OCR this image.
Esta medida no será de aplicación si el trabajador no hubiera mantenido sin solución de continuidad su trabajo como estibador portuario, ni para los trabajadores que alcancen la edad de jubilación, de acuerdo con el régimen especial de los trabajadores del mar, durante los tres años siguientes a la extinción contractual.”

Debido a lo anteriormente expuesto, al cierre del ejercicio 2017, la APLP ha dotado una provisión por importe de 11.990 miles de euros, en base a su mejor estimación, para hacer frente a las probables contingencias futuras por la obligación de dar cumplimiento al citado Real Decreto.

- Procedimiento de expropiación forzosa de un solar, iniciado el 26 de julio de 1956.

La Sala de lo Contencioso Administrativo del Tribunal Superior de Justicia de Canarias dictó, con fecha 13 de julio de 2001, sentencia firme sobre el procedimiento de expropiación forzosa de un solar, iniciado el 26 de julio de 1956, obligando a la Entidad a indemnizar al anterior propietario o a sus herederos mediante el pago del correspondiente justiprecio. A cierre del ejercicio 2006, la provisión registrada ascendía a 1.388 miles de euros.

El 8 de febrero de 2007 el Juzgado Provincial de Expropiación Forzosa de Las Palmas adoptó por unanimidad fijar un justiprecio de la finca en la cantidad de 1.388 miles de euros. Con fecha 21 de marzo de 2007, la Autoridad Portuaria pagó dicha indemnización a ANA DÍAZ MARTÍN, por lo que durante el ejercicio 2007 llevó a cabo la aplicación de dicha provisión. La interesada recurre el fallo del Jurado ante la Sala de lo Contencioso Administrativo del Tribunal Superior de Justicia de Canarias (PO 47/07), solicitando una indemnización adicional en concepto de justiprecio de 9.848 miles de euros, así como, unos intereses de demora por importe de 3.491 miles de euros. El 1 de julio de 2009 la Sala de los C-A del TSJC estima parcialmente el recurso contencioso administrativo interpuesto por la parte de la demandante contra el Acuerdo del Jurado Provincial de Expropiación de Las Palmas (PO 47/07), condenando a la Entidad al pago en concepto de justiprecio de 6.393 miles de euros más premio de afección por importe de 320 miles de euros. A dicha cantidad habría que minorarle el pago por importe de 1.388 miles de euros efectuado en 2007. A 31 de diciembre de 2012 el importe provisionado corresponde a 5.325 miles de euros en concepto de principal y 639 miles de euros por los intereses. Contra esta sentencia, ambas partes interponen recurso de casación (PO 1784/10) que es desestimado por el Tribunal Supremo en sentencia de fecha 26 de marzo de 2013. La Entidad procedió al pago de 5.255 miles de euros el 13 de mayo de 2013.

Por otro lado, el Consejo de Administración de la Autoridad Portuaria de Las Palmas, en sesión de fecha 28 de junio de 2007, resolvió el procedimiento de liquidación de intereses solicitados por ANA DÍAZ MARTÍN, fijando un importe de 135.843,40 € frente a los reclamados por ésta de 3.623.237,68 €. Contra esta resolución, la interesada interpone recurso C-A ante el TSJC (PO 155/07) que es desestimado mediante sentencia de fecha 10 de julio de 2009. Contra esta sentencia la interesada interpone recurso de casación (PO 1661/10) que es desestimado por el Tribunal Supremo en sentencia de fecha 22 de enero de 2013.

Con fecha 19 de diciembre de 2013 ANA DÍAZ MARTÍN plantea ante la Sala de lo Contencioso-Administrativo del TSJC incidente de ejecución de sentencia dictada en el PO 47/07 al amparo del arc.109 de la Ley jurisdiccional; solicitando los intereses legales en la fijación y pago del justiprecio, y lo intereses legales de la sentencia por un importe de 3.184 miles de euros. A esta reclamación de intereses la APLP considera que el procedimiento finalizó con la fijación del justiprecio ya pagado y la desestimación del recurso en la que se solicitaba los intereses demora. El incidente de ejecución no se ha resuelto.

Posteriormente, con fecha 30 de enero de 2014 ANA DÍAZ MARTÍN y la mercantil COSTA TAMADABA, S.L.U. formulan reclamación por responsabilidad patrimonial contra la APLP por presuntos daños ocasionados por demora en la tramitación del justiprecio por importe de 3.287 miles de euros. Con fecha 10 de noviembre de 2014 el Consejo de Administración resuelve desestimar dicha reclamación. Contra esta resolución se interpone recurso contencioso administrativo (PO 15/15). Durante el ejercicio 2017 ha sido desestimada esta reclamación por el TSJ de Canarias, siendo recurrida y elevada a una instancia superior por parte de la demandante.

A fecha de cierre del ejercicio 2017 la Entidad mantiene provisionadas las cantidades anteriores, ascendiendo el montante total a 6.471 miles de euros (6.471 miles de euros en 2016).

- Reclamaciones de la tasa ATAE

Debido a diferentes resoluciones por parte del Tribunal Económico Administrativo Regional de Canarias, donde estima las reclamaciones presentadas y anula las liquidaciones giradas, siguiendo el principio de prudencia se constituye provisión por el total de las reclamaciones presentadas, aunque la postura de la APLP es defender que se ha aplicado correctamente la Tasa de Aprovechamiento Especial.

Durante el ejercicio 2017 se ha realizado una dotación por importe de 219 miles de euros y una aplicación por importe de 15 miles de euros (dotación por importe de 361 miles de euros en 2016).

* Instructions to follow
Restate the records, all of them, precisely as written.

* Solved problem
OCR this image.
Esta medida no será de aplicación si el trabajador no hubiera mantenido sin solución de continuidad su trabajo como estibador portuario, ni para los trabajadores que alcancen la edad de jubilación, de acuerdo con el régimen especial de los trabajadores del mar, durante los tres años siguientes a la extinción contractual.”

Debido a lo anteriormente expuesto, al cierre del ejercicio 2017, la APLP ha dotado una provisión por importe de 11.990 miles de euros, en base a su mejor estimación, para hacer frente a las probables contingencias futuras por la obligación de dar cumplimiento al citado Real Decreto.

- Procedimiento de expropiación forzosa de un solar, iniciado el 26 de julio de 1956.

La Sala de lo Contencioso Administrativo del Tribunal Superior de Justicia de Canarias dictó, con fecha 13 de julio de 2001, sentencia firme sobre el procedimiento de expropiación forzosa de un solar, iniciado el 26 de julio de 1956, obligando a la Entidad a indemnizar al anterior propietario o a sus herederos mediante el pago del correspondiente justiprecio. A cierre del ejercicio 2006, la provisión registrada ascendía a 1.388 miles de euros.

El 8 de febrero de 2007 el Juzgado Provincial de Expropiación Forzosa de Las Palmas adoptó por unanimidad fijar un justiprecio de la finca en la cantidad de 1.388 miles de euros. Con fecha 21 de marzo de 2007, la Autoridad Portuaria pagó dicha indemnización a ANA DÍAZ MARTÍN, por lo que durante el ejercicio 2007 llevó a cabo la aplicación de dicha provisión. La interesada recurre el fallo del Jurado ante la Sala de lo Contencioso Administrativo del Tribunal Superior de Justicia de Canarias (PO 47/07), solicitando una indemnización adicional en concepto de justiprecio de 9.848 miles de euros, así como, unos intereses de demora por importe de 3.491 miles de euros. El 1 de julio de 2009 la Sala de los C-A del TSJC estima parcialmente el recurso contencioso administrativo interpuesto por la parte de la demandante contra el Acuerdo del Jurado Provincial de Expropiación de Las Palmas (PO 47/07), condenando a la Entidad al pago en concepto de justiprecio de 6.393 miles de euros más premio de afección por importe de 320 miles de euros. A dicha cantidad habría que minorarle el pago por importe de 1.388 miles de euros efectuado en 2007. A 31 de diciembre de 2012 el importe provisionado corresponde a 5.325 miles de euros en concepto de principal y 639 miles de euros por los intereses. Contra esta sentencia, ambas partes interponen recurso de casación (PO 1784/10) que es desestimado por el Tribunal Supremo en sentencia de fecha 26 de marzo de 2013. La Entidad procedió al pago de 5.255 miles de euros el 13 de mayo de 2013.

Por otro lado, el Consejo de Administración de la Autoridad Portuaria de Las Palmas, en sesión de fecha 28 de junio de 2007, resolvió el procedimiento de liquidación de intereses solicitados por ANA DÍAZ MARTÍN, fijando un importe de 135.843,40 € frente a los reclamados por ésta de 3.623.237,68 €. Contra esta resolución, la interesada interpone recurso C-A ante el TSJC (PO 155/07) que es desestimado mediante sentencia de fecha 10 de julio de 2009. Contra esta sentencia la interesada interpone recurso de casación (PO 1661/10) que es desestimado por el Tribunal Supremo en sentencia de fecha 22 de enero de 2013.

Con fecha 19 de diciembre de 2013 ANA DÍAZ MARTÍN plantea ante la Sala de lo Contencioso-Administrativo del TSJC incidente de ejecución de sentencia dictada en el PO 47/07 al amparo del arc.109 de la Ley jurisdiccional; solicitando los intereses legales en la fijación y pago del justiprecio, y lo intereses legales de la sentencia por un importe de 3.184 miles de euros. A esta reclamación de intereses la APLP considera que el procedimiento finalizó con la fijación del justiprecio ya pagado y la desestimación del recurso en la que se solicitaba los intereses demora. El incidente de ejecución no se ha resuelto.

Posteriormente, con fecha 30 de enero de 2014 ANA DÍAZ MARTÍN y la mercantil COSTA TAMADABA, S.L.U. formulan reclamación por responsabilidad patrimonial contra la APLP por presuntos daños ocasionados por demora en la tramitación del justiprecio por importe de 3.287 miles de euros. Con fecha 10 de noviembre de 2014 el Consejo de Administración resuelve desestimar dicha reclamación. Contra esta resolución se interpone recurso contencioso administrativo (PO 15/15). Durante el ejercicio 2017 ha sido desestimada esta reclamación por el TSJ de Canarias, siendo recurrida y elevada a una instancia superior por parte de la demandante.

A fecha de cierre del ejercicio 2017 la Entidad mantiene provisionadas las cantidades anteriores, ascendiendo el montante total a 6.471 miles de euros (6.471 miles de euros en 2016).

- Reclamaciones de la tasa ATAE

Debido a diferentes resoluciones por parte del Tribunal Económico Administrativo Regional de Canarias, donde estima las reclamaciones presentadas y anula las liquidaciones giradas, siguiendo el principio de prudencia se constituye provisión por el total de las reclamaciones presentadas, aunque la postura de la APLP es defender que se ha aplicado correctamente la Tasa de Aprovechamiento Especial.

Durante el ejercicio 2017 se ha realizado una dotación por importe de 219 miles de euros y una aplicación por importe de 15 miles de euros (dotación por importe de 361 miles de euros en 2016).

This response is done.